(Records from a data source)
━━━

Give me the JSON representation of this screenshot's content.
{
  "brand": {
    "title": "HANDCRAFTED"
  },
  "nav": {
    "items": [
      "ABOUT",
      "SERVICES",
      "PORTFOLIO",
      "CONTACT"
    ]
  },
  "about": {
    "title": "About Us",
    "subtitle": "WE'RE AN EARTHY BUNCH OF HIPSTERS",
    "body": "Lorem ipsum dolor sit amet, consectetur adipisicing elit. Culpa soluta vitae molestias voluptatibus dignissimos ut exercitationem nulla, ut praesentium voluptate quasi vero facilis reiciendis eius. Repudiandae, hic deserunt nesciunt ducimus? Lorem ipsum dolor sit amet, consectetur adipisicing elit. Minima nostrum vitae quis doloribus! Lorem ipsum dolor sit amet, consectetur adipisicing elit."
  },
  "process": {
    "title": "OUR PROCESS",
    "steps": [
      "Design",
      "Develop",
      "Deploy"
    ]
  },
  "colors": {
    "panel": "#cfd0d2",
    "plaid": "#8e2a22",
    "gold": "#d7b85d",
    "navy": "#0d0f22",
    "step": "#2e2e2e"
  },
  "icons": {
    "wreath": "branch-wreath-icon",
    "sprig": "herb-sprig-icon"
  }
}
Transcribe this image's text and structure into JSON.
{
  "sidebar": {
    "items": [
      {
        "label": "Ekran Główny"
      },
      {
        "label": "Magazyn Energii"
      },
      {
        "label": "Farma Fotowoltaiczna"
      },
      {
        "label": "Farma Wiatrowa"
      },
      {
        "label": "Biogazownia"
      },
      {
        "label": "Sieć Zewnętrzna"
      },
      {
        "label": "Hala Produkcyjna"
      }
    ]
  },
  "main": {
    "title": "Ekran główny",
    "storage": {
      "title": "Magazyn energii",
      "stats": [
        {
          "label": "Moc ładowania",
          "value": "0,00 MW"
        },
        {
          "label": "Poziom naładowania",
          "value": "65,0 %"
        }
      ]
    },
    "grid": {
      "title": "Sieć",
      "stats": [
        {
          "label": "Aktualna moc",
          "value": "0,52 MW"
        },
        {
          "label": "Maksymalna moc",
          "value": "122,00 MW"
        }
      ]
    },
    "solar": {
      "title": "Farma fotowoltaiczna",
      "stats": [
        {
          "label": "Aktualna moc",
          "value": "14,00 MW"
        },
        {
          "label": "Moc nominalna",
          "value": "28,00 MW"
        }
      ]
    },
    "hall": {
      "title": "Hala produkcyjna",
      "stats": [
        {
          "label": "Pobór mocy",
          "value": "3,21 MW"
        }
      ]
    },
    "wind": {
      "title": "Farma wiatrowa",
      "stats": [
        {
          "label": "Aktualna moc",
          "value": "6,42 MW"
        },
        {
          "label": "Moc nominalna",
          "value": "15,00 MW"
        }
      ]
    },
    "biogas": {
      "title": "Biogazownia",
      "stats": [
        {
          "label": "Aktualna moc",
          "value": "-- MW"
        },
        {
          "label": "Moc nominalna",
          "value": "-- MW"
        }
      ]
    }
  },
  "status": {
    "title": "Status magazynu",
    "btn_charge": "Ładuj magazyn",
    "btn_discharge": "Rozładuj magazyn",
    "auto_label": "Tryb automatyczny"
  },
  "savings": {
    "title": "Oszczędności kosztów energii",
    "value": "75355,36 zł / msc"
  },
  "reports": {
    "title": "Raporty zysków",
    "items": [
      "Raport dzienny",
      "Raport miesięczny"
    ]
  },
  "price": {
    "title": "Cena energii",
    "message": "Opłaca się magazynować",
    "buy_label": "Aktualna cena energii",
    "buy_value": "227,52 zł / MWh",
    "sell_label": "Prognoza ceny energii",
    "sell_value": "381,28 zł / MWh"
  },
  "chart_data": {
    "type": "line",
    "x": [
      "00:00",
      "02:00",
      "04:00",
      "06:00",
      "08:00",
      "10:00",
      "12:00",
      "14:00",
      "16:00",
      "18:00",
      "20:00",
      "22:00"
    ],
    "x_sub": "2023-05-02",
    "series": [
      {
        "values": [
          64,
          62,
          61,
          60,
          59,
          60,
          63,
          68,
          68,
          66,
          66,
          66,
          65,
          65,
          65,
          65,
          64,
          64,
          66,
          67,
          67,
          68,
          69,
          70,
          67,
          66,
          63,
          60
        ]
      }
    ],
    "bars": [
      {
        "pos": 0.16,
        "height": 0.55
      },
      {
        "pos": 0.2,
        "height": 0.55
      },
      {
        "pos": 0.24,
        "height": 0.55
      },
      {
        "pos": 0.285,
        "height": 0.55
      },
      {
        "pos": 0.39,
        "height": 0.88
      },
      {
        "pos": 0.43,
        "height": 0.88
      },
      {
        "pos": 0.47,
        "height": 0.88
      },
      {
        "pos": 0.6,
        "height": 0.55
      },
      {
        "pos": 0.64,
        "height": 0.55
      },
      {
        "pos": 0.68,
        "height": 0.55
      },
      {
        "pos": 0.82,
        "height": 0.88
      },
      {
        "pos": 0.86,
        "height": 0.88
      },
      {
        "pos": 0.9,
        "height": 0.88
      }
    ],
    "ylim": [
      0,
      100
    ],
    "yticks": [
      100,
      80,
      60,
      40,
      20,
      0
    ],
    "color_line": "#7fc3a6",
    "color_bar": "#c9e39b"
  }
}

━━━

**WHAT YOU WILL DO**
Give the count of lines holding the word "Ekran", with no other words.

**ANSWER FOR THIS EXERCISE**
2